--- Task item ---
Copy out each line of the data holding "Vaguscentrums".

Input data: Begin

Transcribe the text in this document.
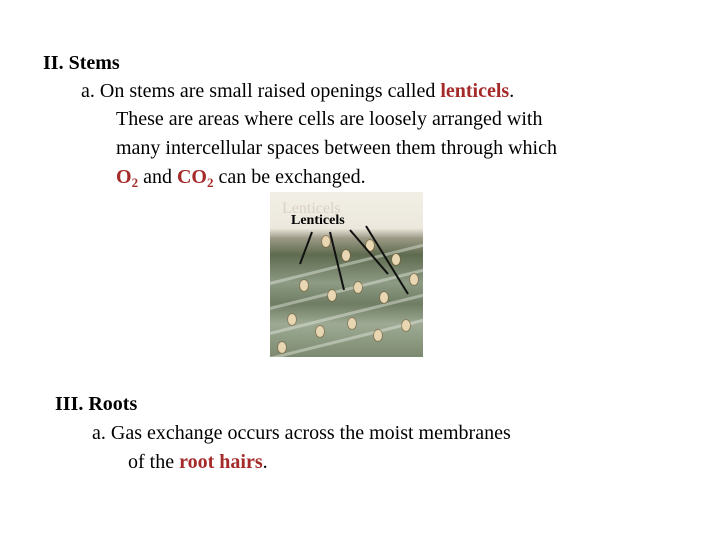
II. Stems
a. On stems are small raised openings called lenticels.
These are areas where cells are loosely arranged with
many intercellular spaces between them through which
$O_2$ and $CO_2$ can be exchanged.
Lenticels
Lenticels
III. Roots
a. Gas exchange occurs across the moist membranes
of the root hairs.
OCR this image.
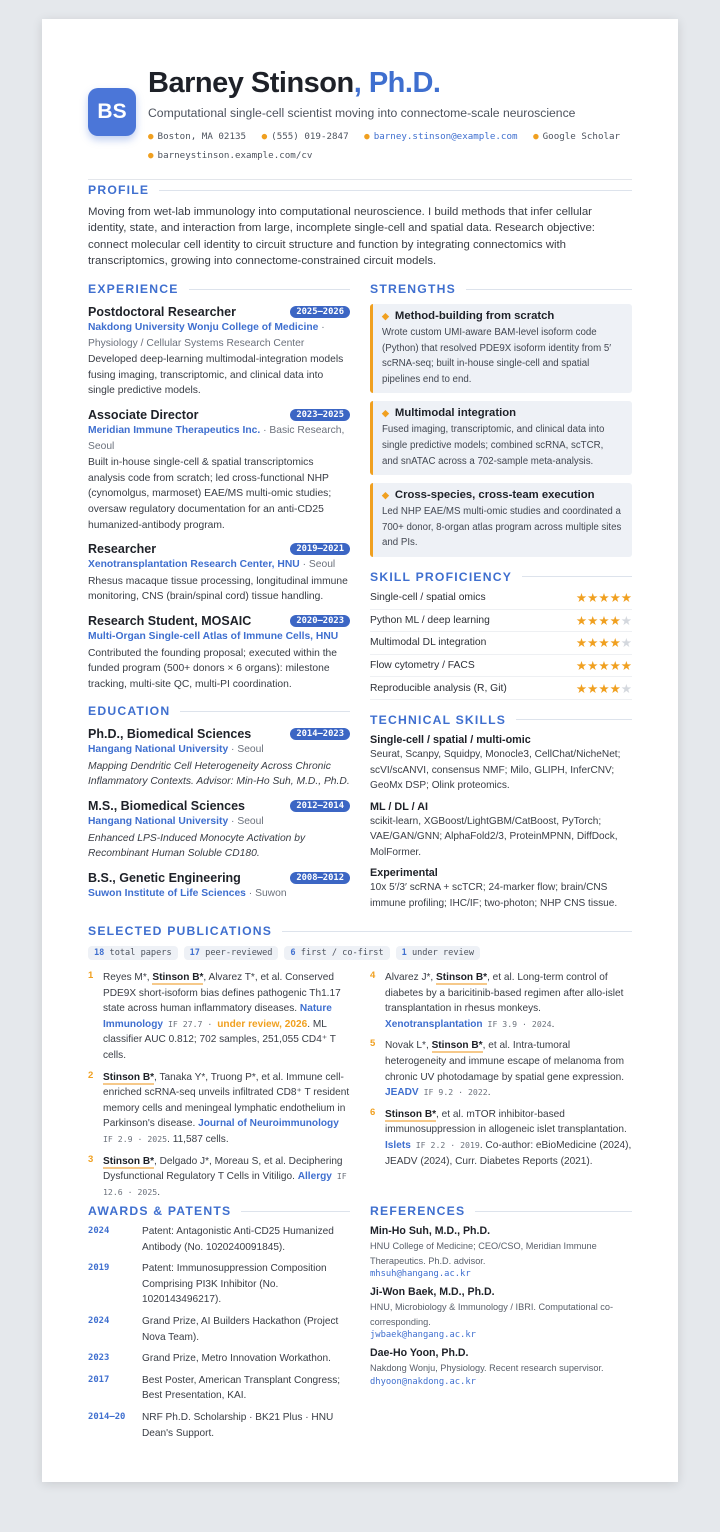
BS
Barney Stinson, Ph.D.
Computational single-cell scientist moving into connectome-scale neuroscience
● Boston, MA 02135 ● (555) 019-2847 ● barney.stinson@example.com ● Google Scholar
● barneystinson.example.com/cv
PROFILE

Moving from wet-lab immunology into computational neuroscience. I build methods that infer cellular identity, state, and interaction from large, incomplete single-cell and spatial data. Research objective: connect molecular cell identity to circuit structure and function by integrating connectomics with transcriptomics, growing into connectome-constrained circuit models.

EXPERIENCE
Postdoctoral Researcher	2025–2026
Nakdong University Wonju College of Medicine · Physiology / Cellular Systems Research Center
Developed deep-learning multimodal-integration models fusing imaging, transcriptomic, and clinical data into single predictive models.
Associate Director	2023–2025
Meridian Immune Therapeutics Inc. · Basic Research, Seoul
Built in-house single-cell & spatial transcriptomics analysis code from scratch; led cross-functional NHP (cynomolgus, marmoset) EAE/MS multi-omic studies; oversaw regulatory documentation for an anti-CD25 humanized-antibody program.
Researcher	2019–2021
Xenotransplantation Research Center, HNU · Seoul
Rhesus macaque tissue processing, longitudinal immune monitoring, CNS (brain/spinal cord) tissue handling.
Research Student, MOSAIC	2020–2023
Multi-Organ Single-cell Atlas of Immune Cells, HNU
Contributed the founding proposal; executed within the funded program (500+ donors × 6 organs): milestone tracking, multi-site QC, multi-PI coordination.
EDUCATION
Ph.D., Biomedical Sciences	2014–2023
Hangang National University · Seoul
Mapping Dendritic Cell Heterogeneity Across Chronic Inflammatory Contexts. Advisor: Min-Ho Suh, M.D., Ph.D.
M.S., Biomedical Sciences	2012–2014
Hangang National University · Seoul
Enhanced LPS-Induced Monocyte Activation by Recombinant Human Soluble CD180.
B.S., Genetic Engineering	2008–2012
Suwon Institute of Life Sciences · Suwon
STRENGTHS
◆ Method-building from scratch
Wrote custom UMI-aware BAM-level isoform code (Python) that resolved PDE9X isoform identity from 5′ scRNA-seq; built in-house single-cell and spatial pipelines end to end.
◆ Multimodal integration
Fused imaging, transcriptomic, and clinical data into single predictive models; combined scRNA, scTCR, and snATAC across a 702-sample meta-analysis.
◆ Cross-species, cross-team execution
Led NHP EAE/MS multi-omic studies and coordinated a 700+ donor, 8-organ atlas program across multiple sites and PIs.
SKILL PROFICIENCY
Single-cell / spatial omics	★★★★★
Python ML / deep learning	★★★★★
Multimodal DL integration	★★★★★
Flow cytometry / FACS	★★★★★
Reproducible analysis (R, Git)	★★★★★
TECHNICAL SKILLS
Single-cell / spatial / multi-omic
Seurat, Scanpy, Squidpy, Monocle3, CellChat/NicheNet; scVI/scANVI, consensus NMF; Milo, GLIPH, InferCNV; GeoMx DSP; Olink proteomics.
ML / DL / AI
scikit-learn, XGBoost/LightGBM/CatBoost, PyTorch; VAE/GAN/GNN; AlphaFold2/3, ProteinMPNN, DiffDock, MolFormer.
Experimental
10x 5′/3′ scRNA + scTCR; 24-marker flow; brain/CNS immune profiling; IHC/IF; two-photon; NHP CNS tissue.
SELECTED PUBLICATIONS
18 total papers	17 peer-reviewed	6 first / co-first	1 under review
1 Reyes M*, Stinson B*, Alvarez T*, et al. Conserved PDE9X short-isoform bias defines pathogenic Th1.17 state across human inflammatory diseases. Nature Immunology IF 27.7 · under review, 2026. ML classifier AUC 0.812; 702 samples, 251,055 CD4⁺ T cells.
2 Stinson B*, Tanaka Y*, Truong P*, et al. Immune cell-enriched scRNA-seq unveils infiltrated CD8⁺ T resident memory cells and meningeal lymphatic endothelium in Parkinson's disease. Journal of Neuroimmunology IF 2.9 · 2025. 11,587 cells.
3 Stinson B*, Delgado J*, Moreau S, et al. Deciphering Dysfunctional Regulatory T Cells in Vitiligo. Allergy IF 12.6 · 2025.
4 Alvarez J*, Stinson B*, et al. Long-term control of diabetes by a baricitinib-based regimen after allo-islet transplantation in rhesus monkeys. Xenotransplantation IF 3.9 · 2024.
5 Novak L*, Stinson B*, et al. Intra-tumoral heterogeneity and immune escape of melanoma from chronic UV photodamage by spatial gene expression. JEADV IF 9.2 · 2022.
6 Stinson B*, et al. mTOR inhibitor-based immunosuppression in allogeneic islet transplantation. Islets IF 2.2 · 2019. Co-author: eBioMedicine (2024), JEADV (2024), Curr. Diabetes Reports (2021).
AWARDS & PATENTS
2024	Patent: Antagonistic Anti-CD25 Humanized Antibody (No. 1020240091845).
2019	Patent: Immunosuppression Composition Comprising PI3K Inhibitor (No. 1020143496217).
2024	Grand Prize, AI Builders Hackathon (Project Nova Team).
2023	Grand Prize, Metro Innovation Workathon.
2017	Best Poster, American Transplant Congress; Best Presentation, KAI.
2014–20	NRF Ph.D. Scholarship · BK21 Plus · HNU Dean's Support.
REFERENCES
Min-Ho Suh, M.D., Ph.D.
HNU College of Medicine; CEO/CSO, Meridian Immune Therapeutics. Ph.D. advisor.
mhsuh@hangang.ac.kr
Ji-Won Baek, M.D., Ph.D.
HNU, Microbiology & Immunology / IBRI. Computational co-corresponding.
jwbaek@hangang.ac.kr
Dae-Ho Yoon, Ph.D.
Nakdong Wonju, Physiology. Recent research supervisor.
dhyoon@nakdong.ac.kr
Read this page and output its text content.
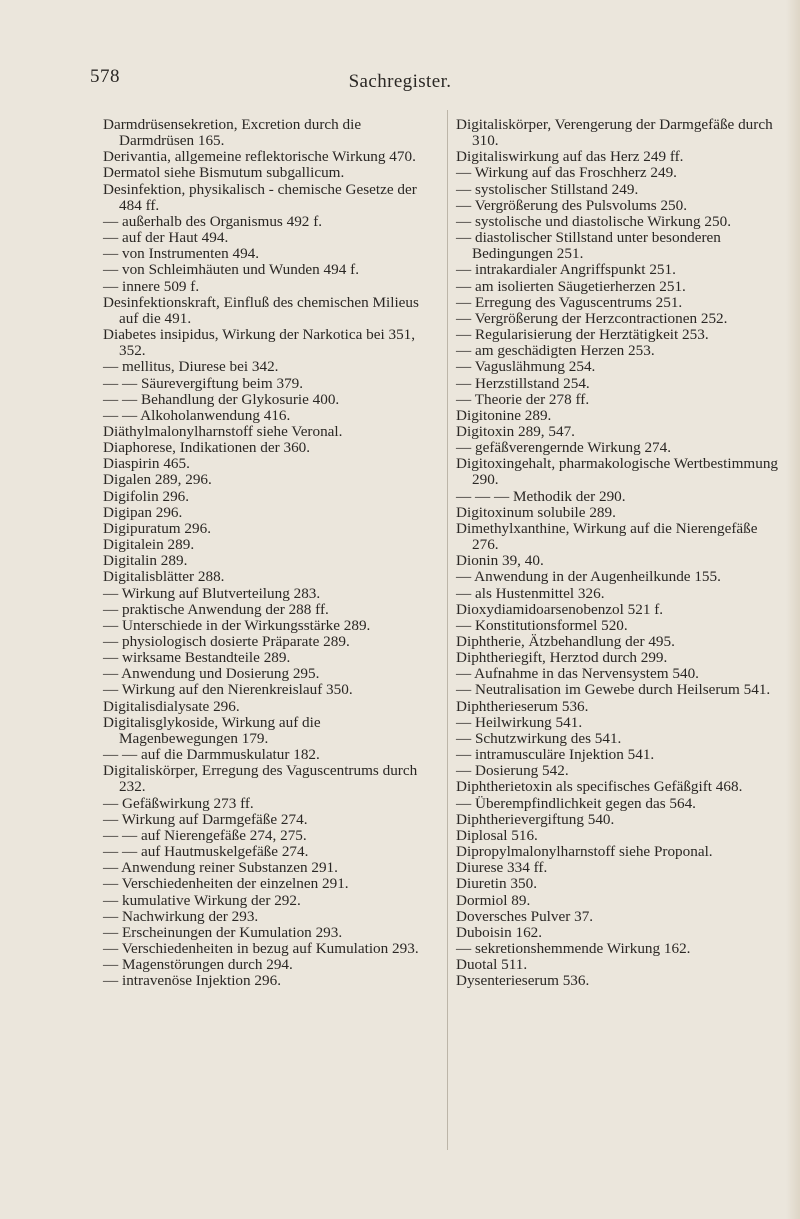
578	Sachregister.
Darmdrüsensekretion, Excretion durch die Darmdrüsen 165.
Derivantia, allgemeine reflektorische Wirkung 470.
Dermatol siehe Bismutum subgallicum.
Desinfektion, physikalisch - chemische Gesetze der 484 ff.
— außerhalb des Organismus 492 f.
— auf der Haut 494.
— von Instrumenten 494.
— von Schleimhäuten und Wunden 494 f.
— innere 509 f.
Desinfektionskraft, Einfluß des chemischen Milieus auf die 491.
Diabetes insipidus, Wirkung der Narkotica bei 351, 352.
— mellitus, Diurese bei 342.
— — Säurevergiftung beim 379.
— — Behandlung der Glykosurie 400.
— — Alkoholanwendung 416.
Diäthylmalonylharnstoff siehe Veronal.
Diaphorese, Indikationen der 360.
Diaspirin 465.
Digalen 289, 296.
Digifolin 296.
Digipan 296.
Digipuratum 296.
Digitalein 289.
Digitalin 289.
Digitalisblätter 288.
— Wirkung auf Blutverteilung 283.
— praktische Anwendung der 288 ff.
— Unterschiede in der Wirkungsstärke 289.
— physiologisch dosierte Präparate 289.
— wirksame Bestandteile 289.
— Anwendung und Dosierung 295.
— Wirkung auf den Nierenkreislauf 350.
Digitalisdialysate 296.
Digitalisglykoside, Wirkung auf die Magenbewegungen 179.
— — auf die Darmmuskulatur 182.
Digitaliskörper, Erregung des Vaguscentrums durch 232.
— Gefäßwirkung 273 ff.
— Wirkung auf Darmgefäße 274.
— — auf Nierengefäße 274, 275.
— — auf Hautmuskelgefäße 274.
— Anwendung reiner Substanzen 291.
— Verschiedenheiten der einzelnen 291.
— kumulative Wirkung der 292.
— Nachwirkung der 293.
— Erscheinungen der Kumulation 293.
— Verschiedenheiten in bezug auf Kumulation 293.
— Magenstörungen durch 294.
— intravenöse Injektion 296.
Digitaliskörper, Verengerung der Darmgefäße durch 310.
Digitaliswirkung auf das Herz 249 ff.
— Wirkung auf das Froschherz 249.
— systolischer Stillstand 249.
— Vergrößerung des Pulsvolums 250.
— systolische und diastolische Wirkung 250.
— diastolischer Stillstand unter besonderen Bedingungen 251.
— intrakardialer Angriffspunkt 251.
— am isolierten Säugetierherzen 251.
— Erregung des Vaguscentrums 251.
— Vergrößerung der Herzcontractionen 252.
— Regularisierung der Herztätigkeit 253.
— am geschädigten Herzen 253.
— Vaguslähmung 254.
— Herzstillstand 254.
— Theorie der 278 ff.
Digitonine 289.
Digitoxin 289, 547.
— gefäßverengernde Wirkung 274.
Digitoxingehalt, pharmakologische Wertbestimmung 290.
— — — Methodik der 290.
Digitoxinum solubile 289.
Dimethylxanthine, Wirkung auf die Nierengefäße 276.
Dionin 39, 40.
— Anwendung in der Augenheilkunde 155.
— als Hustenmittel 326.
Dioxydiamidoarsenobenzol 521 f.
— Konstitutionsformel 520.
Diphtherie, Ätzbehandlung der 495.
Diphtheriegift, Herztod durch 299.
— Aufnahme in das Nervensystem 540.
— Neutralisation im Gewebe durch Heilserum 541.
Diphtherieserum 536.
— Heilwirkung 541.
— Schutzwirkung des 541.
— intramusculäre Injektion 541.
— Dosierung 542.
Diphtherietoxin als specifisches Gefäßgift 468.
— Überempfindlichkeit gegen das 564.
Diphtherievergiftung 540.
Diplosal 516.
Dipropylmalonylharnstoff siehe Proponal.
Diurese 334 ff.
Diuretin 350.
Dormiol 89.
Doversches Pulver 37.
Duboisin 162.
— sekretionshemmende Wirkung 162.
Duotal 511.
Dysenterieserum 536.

Input data: End

--- Output of the exercise ---
Digitaliskörper, Erregung des Vaguscentrums durch 232.
— Erregung des Vaguscentrums 251.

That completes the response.